::: SOURCE DATA

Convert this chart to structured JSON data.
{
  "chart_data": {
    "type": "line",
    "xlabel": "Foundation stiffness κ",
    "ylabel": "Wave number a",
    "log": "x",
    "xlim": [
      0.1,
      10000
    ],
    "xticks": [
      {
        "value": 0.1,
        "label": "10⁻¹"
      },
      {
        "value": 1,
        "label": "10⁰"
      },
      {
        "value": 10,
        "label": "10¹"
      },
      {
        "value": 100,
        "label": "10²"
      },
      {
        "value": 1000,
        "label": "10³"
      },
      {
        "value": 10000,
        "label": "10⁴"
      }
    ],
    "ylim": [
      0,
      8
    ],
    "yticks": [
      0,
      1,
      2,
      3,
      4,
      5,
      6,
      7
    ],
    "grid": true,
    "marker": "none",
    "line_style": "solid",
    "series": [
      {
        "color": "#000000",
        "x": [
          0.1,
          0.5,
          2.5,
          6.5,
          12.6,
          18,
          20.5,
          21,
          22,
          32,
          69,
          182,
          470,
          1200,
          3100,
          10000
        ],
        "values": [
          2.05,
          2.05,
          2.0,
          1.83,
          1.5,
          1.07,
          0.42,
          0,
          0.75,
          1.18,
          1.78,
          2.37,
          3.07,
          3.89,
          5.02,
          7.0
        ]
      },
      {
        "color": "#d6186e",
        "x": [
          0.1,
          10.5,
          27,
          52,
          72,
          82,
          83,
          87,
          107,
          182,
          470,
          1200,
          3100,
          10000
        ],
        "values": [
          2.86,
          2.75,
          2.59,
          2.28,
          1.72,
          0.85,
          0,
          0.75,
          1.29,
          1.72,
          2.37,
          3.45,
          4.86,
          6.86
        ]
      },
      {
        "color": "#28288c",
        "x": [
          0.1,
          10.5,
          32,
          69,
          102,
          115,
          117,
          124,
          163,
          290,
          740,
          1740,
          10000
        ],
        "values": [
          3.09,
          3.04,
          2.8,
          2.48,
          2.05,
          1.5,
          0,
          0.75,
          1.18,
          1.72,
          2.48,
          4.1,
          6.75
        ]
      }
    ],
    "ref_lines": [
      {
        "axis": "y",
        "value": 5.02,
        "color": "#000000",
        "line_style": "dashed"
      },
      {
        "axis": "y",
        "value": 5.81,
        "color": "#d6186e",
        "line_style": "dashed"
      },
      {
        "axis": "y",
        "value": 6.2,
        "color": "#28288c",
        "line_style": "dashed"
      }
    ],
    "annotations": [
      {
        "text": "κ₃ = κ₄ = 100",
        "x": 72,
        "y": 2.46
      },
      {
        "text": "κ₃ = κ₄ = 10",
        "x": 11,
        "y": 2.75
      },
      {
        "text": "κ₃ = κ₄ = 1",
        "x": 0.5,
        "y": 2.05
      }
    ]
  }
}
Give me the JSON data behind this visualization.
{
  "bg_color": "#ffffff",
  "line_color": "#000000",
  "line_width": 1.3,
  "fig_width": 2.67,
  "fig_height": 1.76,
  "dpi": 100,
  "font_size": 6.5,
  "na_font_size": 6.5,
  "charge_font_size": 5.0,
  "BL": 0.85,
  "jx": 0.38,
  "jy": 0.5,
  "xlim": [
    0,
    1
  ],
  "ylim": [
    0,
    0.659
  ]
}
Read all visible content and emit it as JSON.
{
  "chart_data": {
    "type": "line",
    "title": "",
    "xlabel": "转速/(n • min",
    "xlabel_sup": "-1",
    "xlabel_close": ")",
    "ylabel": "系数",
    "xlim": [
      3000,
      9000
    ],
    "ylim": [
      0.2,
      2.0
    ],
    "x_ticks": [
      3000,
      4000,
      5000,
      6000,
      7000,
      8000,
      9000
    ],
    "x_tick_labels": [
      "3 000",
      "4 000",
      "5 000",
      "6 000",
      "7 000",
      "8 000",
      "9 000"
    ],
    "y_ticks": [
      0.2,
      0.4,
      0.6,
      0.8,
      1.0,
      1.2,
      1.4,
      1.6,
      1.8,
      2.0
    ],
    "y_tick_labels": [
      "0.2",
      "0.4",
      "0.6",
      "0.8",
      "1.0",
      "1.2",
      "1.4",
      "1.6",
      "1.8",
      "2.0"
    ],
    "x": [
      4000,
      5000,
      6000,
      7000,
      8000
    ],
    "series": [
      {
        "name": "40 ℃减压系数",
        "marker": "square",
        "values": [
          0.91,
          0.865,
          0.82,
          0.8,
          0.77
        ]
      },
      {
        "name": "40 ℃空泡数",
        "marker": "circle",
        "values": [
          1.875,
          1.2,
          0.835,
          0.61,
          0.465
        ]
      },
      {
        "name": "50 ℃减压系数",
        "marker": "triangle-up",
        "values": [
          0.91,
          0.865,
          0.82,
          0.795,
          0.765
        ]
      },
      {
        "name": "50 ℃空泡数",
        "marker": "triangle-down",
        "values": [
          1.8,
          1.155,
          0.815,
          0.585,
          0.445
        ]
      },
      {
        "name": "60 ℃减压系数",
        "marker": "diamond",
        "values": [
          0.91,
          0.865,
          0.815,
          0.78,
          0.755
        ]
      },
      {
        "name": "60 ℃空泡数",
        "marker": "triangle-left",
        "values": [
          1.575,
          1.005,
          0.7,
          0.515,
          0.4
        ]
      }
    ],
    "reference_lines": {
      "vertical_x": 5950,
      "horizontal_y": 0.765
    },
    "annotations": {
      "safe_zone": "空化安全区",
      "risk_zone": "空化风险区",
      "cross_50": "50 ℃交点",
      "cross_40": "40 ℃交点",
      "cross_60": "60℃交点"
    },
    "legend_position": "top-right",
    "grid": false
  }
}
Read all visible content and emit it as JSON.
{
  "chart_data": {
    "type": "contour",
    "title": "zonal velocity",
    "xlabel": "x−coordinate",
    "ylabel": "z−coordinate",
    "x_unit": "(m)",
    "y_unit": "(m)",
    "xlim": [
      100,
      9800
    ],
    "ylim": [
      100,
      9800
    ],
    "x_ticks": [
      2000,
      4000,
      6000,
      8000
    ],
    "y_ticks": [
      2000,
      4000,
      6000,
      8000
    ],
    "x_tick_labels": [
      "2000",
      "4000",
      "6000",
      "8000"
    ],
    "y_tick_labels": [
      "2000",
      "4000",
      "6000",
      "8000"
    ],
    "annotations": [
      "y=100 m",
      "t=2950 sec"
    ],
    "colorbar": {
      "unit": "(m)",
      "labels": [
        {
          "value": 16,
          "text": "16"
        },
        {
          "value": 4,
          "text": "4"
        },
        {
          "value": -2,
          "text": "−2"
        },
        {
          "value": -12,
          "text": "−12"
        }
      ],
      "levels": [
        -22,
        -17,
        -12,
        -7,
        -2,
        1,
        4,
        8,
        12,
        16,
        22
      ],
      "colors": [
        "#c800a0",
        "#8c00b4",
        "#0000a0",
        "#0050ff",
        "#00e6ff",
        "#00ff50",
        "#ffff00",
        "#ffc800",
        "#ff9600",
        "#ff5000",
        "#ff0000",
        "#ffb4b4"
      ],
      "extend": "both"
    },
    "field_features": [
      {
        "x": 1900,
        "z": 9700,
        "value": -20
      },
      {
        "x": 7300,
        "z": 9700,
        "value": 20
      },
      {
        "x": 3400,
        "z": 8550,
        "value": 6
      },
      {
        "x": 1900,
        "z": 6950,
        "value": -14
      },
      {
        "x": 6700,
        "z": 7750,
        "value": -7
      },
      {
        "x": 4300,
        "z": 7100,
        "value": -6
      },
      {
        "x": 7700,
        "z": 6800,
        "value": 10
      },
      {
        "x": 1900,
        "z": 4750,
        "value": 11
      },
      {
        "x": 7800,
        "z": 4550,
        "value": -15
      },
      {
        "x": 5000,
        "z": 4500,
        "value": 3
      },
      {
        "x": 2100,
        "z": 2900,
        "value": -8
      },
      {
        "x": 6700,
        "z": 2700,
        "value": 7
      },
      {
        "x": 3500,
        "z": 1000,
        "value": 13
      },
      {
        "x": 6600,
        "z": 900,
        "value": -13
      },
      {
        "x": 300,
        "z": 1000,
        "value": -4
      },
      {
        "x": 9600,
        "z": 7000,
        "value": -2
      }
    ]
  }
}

::::::
::: SOURCE DATA

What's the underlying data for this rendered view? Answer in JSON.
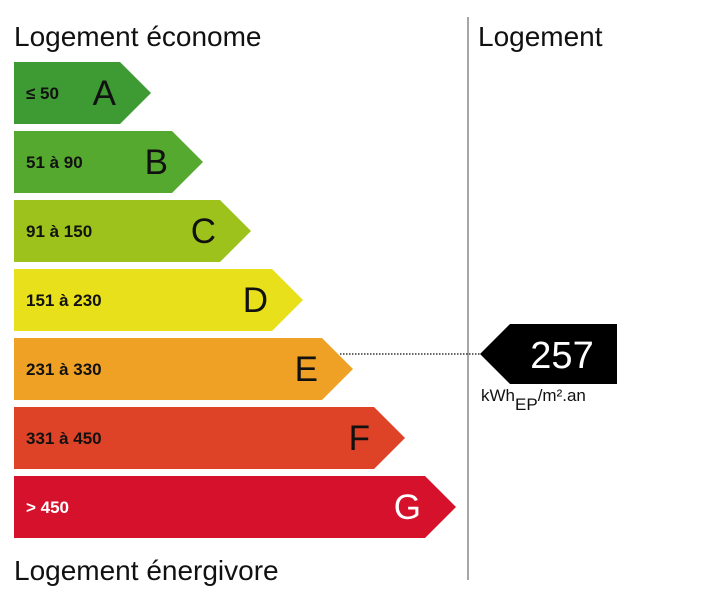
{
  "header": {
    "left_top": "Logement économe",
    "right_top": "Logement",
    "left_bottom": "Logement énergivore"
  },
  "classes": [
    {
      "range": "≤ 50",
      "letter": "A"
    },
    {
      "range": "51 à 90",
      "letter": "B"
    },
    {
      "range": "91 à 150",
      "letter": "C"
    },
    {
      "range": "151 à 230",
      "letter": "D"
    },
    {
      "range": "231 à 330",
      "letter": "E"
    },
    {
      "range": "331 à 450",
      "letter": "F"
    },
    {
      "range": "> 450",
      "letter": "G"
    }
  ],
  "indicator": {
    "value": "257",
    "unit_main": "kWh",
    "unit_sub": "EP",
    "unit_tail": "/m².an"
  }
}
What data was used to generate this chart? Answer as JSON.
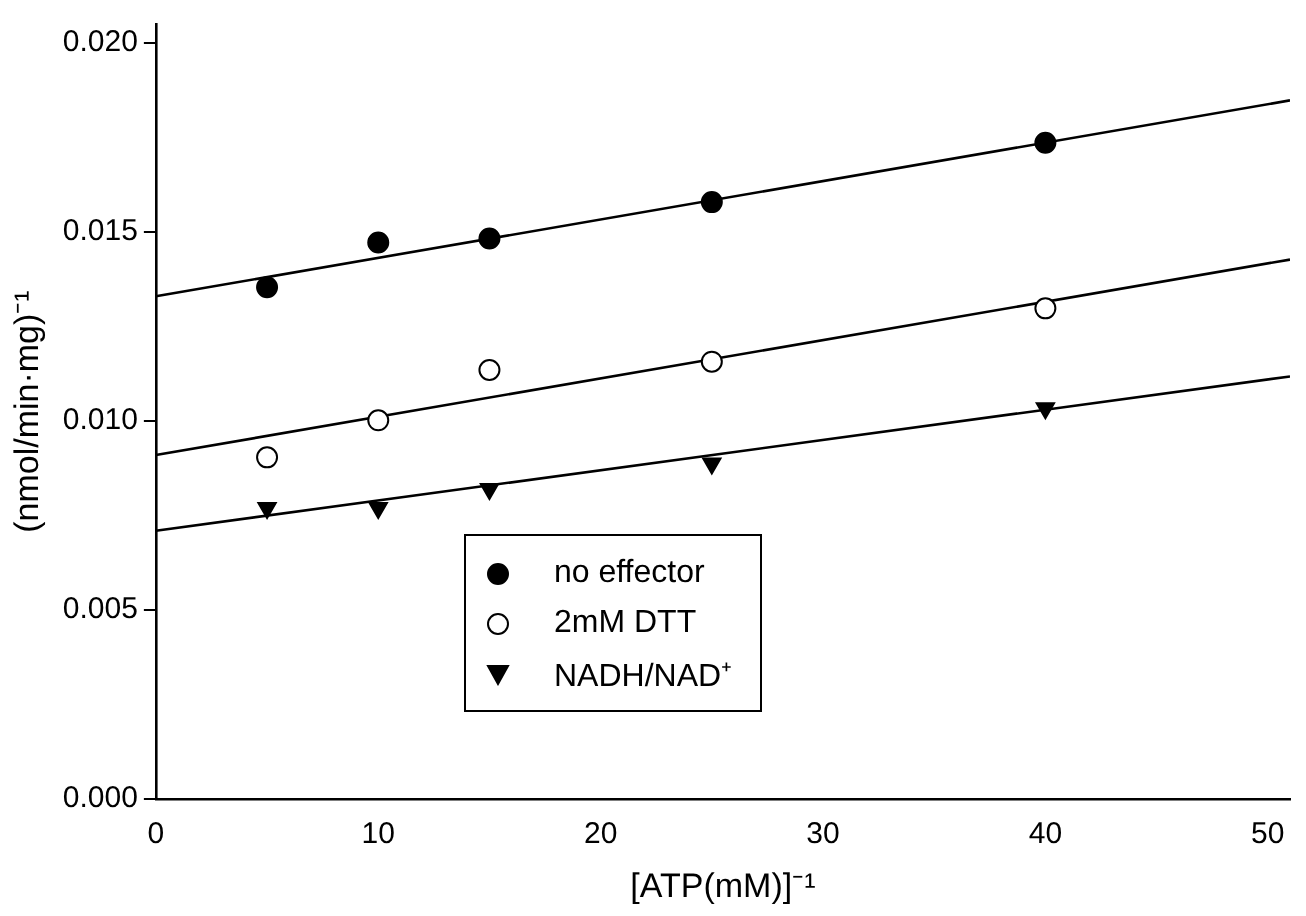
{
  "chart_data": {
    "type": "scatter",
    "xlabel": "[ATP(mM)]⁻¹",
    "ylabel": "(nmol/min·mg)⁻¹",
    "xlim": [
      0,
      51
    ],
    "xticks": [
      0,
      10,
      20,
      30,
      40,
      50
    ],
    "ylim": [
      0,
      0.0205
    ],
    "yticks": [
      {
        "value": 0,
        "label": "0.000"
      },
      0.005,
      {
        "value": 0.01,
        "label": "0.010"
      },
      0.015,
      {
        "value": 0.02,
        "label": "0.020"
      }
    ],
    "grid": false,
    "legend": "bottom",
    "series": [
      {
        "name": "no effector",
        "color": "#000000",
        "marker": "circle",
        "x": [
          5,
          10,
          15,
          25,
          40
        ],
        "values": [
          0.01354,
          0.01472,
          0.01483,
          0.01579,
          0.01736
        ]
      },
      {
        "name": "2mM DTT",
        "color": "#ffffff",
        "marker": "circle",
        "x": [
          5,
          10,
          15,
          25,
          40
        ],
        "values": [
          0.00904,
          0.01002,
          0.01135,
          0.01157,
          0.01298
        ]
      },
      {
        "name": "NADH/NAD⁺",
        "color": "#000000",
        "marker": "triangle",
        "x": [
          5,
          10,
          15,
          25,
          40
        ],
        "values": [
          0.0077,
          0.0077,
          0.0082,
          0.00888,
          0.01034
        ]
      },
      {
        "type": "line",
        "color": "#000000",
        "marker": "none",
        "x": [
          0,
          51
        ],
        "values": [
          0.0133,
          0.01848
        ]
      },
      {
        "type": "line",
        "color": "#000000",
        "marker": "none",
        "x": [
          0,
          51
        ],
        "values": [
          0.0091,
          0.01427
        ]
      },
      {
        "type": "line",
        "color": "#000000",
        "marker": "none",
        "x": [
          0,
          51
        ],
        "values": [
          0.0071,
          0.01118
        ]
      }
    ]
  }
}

::::::
::: SOURCE DATA

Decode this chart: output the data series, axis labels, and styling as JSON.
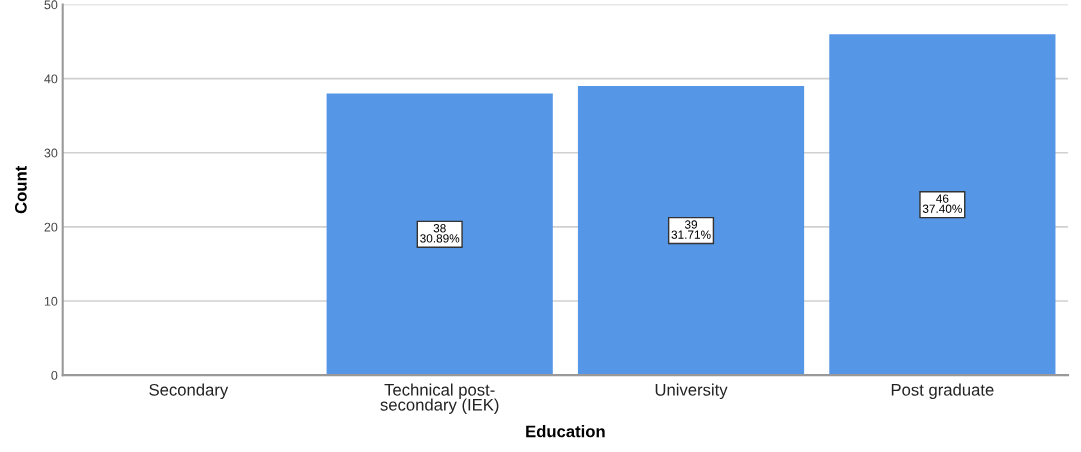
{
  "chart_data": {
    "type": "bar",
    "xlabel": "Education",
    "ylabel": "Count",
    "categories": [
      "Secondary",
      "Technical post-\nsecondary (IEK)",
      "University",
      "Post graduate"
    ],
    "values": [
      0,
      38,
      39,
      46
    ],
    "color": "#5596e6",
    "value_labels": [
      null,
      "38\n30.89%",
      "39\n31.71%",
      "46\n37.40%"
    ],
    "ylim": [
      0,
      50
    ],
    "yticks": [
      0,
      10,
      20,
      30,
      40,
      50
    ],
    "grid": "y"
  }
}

::::::

Using the entries above, find all lines with "Answer". Copy them.

What's the underlying data for this rendered view? Answer in JSON.
What data was used to generate this chart? Answer as JSON.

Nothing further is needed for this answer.